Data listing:

────────

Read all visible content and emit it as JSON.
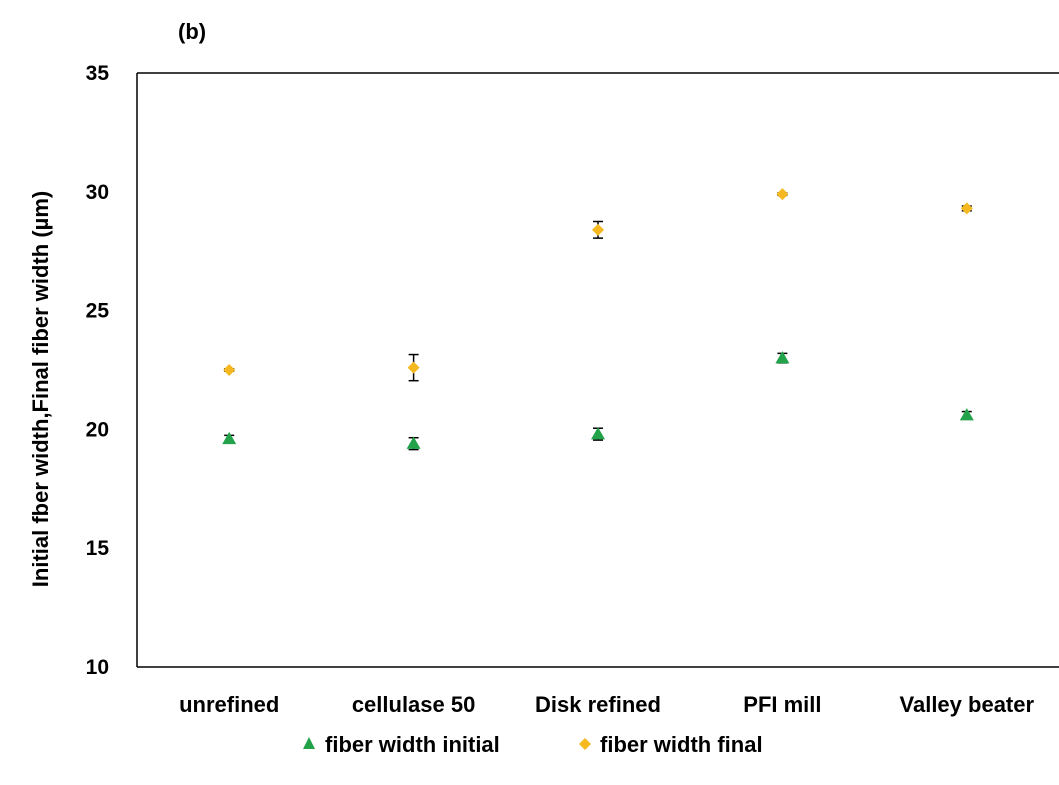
{
  "chart_data": {
    "type": "scatter",
    "panel_label": "(b)",
    "title": "",
    "xlabel": "",
    "ylabel": "Initial fber width,Final fiber width (µm)",
    "ylim": [
      10,
      35
    ],
    "yticks": [
      10,
      15,
      20,
      25,
      30,
      35
    ],
    "grid": false,
    "legend_position": "bottom",
    "categories": [
      "unrefined",
      "cellulase 50",
      "Disk refined",
      "PFI mill",
      "Valley beater"
    ],
    "series": [
      {
        "name": "fiber width initial",
        "marker": "triangle",
        "color": "#22a34a",
        "values": [
          19.6,
          19.4,
          19.8,
          23.0,
          20.6
        ],
        "errors": [
          0.15,
          0.25,
          0.25,
          0.2,
          0.15
        ]
      },
      {
        "name": "fiber width final",
        "marker": "diamond",
        "color": "#f5b820",
        "values": [
          22.5,
          22.6,
          28.4,
          29.9,
          29.3
        ],
        "errors": [
          0.05,
          0.55,
          0.35,
          0.05,
          0.1
        ]
      }
    ]
  }
}
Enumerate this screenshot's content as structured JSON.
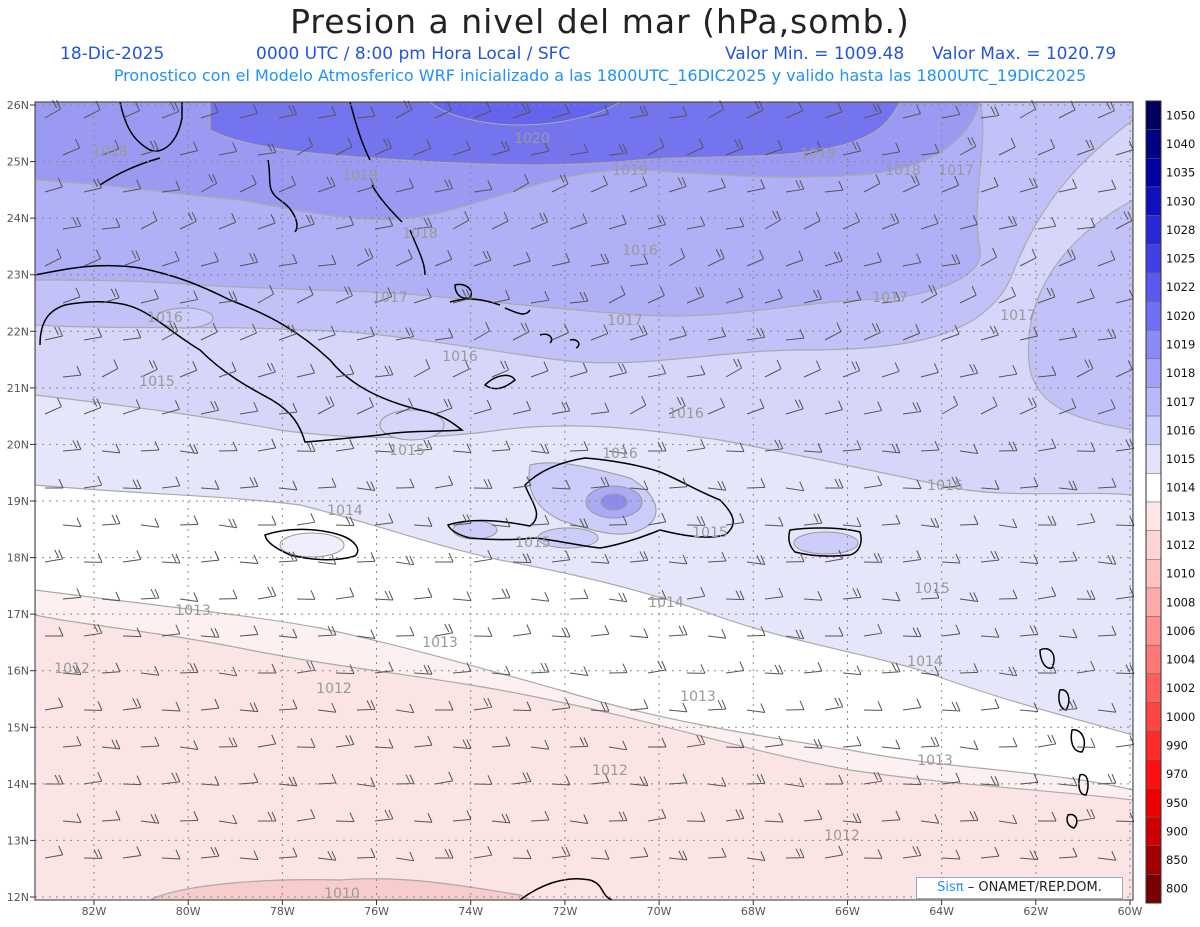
{
  "header": {
    "title": "Presion a nivel del mar (hPa,somb.)",
    "date": "18-Dic-2025",
    "time_info": "0000 UTC / 8:00 pm Hora Local / SFC",
    "min_label": "Valor Min. = 1009.48",
    "max_label": "Valor Max. = 1020.79",
    "model_info": "Pronostico con el Modelo Atmosferico WRF inicializado a las 1800UTC_16DIC2025 y valido hasta las  1800UTC_19DIC2025"
  },
  "axes": {
    "lat_labels": [
      "26N",
      "25N",
      "24N",
      "23N",
      "22N",
      "21N",
      "20N",
      "19N",
      "18N",
      "17N",
      "16N",
      "15N",
      "14N",
      "13N",
      "12N"
    ],
    "lon_labels": [
      "82W",
      "80W",
      "78W",
      "76W",
      "74W",
      "72W",
      "70W",
      "68W",
      "66W",
      "64W",
      "62W",
      "60W"
    ]
  },
  "contour_labels": [
    "1020",
    "1019",
    "1019",
    "1019",
    "1018",
    "1017",
    "1018",
    "1018",
    "1016",
    "1017",
    "1017",
    "1017",
    "1017",
    "1016",
    "1016",
    "1015",
    "1016",
    "1015",
    "1016",
    "1016",
    "1014",
    "1015",
    "1015",
    "1014",
    "1013",
    "1015",
    "1013",
    "1014",
    "1012",
    "1012",
    "1013",
    "1012",
    "1013",
    "1012",
    "1010"
  ],
  "colorbar": {
    "levels": [
      "1050",
      "1040",
      "1035",
      "1030",
      "1028",
      "1025",
      "1022",
      "1020",
      "1019",
      "1018",
      "1017",
      "1016",
      "1015",
      "1014",
      "1013",
      "1012",
      "1010",
      "1008",
      "1006",
      "1004",
      "1002",
      "1000",
      "990",
      "970",
      "950",
      "900",
      "850",
      "800"
    ],
    "colors": [
      "#00005f",
      "#000080",
      "#0000a0",
      "#1010c0",
      "#2828d8",
      "#4040e6",
      "#5a5af0",
      "#7070f4",
      "#8a8af6",
      "#a2a2f8",
      "#b8b8fa",
      "#cdcdfb",
      "#e2e2fd",
      "#ffffff",
      "#ffe6e6",
      "#ffd4d4",
      "#ffc2c2",
      "#ffaaaa",
      "#ff9090",
      "#ff7777",
      "#ff5e5e",
      "#ff4444",
      "#ff2a2a",
      "#ff1010",
      "#ee0000",
      "#cc0000",
      "#a00000",
      "#780000"
    ]
  },
  "credit": {
    "logo": "Sisπ",
    "text": "– ONAMET/REP.DOM."
  },
  "colors": {
    "title": "#222222",
    "subtitle": "#2255dd",
    "model_info": "#1e90ff",
    "contour_line": "#999999"
  }
}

────────

- Prompt
Select every line in the material above where the string "Valor" occurs, and copy it.

- Task response
    "min_label": "Valor Min. = 1009.48",
    "max_label": "Valor Max. = 1020.79",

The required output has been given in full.